## Requirement 1
In the Chicago gun violence text, reproduce the passage that begins with "In a press release, police" and ends with "it will last.", swapping "press release" for "statement".
## Requirement 2
Answer these questions from the Chicago gun violence text:
(a) Which straight month of reductions in gun violence was February for the city?
(b) What was the year-to-date reduction in murders compared with the same period in 2017?
(c) What position does Roseanna Ander hold?
## Requirement 3
List every percentage figure given in the Chicago gun violence text, along with what each one measures.

— -- Chicago, a city that has consistently ranked among the top in homicides in recent years and become synonymous with guns, has now seen a full year of reductions in gun violence, police said.
Despite the high-profile murder of a Chicago police commander in the line of duty last month, February was the 12th straight month of reductions in gun violence for the city, with 26 percent fewer shootings and 20 percent fewer murders last month than a year ago. Year to date, Chicago has seen a 22 percent reduction in murders and a 28 percent reduction in shooting compared with the same period in 2017, Chicago police announced.
In a press release, police touted “crime-fighting technology, hiring more police officers and reinvigorating community policing efforts” to explain the drop in gun crime, but experts on Chicago’s crime patterns said too little time has passed to be able to say what is causing the drop in crime or if it will last.
“It’s incredibly encouraging seeing both homicides and shootings down,” Roseanna Ander, executive director of the University of Chicago’s Crime Lab, told ABC News, but she cautioned that it’s very difficult to pinpoint the exact cause of the drop in gun crime.

Records contained in a dataset

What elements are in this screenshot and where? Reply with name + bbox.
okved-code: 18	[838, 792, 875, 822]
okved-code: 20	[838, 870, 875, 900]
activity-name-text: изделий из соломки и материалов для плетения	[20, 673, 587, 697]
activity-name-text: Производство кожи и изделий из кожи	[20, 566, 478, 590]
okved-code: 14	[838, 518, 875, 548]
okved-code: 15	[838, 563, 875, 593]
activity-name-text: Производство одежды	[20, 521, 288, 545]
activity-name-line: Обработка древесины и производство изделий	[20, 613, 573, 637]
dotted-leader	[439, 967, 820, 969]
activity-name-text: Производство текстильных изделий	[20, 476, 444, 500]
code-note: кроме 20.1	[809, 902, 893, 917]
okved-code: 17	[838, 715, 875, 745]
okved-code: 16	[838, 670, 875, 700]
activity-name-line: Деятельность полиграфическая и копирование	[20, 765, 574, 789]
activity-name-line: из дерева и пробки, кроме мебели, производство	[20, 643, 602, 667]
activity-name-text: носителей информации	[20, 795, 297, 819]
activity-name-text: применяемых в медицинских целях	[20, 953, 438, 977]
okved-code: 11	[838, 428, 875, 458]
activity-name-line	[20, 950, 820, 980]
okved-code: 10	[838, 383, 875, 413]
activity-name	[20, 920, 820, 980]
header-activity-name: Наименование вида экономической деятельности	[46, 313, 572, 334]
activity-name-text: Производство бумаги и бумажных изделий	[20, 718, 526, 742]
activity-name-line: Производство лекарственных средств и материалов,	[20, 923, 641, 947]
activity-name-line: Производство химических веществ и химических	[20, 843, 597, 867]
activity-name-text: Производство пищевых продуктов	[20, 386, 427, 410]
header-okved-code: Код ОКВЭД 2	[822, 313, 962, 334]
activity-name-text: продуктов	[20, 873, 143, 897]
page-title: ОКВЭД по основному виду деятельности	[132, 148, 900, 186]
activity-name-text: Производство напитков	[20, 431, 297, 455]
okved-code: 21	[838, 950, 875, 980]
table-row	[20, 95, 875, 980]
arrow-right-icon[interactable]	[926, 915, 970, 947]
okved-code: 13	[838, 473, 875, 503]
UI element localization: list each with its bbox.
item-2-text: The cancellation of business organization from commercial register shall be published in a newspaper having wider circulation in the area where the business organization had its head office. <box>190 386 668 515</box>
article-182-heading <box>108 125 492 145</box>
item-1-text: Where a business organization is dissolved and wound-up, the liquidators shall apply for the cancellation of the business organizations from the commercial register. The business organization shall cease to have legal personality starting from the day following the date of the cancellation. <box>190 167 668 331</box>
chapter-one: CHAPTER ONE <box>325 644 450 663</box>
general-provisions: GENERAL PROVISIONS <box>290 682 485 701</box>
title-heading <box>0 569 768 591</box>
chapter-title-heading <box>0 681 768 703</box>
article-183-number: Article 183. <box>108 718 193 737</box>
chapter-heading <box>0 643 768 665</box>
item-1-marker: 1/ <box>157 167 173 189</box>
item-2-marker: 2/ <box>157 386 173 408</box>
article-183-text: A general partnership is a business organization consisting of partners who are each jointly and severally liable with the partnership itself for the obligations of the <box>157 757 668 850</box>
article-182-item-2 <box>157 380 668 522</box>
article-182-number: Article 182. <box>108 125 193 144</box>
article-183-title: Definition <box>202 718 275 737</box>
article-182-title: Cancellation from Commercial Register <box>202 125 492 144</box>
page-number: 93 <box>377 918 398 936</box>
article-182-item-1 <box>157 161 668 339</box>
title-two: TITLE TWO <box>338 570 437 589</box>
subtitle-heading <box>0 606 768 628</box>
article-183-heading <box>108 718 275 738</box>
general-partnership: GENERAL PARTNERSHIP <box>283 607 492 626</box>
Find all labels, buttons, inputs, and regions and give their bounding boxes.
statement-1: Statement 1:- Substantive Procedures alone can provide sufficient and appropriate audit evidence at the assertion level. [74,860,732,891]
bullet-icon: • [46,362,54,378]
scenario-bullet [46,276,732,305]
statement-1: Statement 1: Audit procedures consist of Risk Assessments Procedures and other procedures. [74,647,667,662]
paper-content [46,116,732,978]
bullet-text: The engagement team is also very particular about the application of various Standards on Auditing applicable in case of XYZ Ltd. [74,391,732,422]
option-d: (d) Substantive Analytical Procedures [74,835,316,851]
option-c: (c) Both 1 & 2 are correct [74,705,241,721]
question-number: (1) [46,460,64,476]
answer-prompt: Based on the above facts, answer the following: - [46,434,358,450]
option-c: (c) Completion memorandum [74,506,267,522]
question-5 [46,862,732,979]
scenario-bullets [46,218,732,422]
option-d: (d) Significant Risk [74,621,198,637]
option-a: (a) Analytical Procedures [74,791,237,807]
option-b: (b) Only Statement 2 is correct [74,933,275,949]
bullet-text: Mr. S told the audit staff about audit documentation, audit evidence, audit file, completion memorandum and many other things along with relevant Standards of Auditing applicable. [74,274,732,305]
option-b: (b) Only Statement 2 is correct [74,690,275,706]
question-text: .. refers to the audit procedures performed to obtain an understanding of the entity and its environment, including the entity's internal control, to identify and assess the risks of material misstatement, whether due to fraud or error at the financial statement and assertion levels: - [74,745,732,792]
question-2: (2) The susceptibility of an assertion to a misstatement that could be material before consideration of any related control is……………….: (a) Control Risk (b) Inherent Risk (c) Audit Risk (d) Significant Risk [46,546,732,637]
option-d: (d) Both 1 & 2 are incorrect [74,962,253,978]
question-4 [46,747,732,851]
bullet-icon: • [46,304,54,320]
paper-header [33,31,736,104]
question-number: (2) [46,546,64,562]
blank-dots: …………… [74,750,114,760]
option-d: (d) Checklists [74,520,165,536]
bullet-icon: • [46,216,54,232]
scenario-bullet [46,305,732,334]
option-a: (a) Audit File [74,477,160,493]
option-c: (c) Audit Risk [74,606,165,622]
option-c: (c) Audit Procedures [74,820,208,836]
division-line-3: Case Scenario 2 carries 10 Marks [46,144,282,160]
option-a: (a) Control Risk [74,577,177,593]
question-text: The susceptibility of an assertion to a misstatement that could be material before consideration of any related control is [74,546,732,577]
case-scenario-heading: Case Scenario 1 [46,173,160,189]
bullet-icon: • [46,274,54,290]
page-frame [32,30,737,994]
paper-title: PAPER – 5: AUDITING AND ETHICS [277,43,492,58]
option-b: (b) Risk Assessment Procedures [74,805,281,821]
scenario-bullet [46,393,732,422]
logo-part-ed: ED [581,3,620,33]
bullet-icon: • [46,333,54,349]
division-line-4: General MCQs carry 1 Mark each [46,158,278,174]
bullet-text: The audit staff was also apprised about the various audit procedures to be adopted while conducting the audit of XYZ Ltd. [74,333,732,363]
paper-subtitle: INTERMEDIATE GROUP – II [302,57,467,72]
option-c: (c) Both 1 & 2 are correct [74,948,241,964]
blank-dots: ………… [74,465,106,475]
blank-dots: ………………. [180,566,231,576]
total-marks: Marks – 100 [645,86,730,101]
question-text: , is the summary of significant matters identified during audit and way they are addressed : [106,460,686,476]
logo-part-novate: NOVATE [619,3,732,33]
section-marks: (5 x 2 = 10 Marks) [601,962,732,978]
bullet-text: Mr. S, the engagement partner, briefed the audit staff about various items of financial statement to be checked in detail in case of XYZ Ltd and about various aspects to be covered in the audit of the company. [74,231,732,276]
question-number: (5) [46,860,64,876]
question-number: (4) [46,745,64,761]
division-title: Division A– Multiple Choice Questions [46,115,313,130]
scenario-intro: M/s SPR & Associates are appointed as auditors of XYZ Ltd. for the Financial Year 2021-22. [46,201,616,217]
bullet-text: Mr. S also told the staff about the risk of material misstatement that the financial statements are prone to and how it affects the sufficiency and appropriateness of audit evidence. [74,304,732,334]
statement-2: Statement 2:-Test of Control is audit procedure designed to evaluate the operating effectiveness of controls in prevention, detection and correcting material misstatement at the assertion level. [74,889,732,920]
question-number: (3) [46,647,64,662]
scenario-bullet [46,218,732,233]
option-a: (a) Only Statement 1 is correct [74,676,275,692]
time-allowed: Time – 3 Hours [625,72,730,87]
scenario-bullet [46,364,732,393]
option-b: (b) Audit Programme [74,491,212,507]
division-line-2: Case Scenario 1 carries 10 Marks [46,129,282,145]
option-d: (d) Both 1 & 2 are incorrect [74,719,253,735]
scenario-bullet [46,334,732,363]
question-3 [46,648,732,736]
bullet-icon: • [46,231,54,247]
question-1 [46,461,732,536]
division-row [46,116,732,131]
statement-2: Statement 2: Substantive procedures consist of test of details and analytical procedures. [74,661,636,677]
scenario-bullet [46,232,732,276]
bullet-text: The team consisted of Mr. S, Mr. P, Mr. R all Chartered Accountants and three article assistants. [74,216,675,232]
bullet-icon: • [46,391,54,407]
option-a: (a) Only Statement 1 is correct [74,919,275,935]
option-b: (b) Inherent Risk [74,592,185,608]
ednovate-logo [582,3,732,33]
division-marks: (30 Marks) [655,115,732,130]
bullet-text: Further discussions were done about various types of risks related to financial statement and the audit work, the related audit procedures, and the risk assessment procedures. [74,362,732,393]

## Response box 1
In a statement, police touted “crime-fighting technology, hiring more police officers and reinvigorating community policing efforts” to explain the drop in gun crime, but experts on Chicago’s crime patterns said too little time has passed to be able to say what is causing the drop in crime or if it will last.

## Response box 2
(a) The 12th straight month.
(b) 22 percent.
(c) Executive director of the University of Chicago's Crime Lab.

## Response box 3
- 26 percent: fewer shootings in February than a year ago
- 20 percent: fewer murders in February than a year ago
- 22 percent: year-to-date reduction in murders compared with the same period in 2017
- 28 percent: year-to-date reduction in shooting compared with the same period in 2017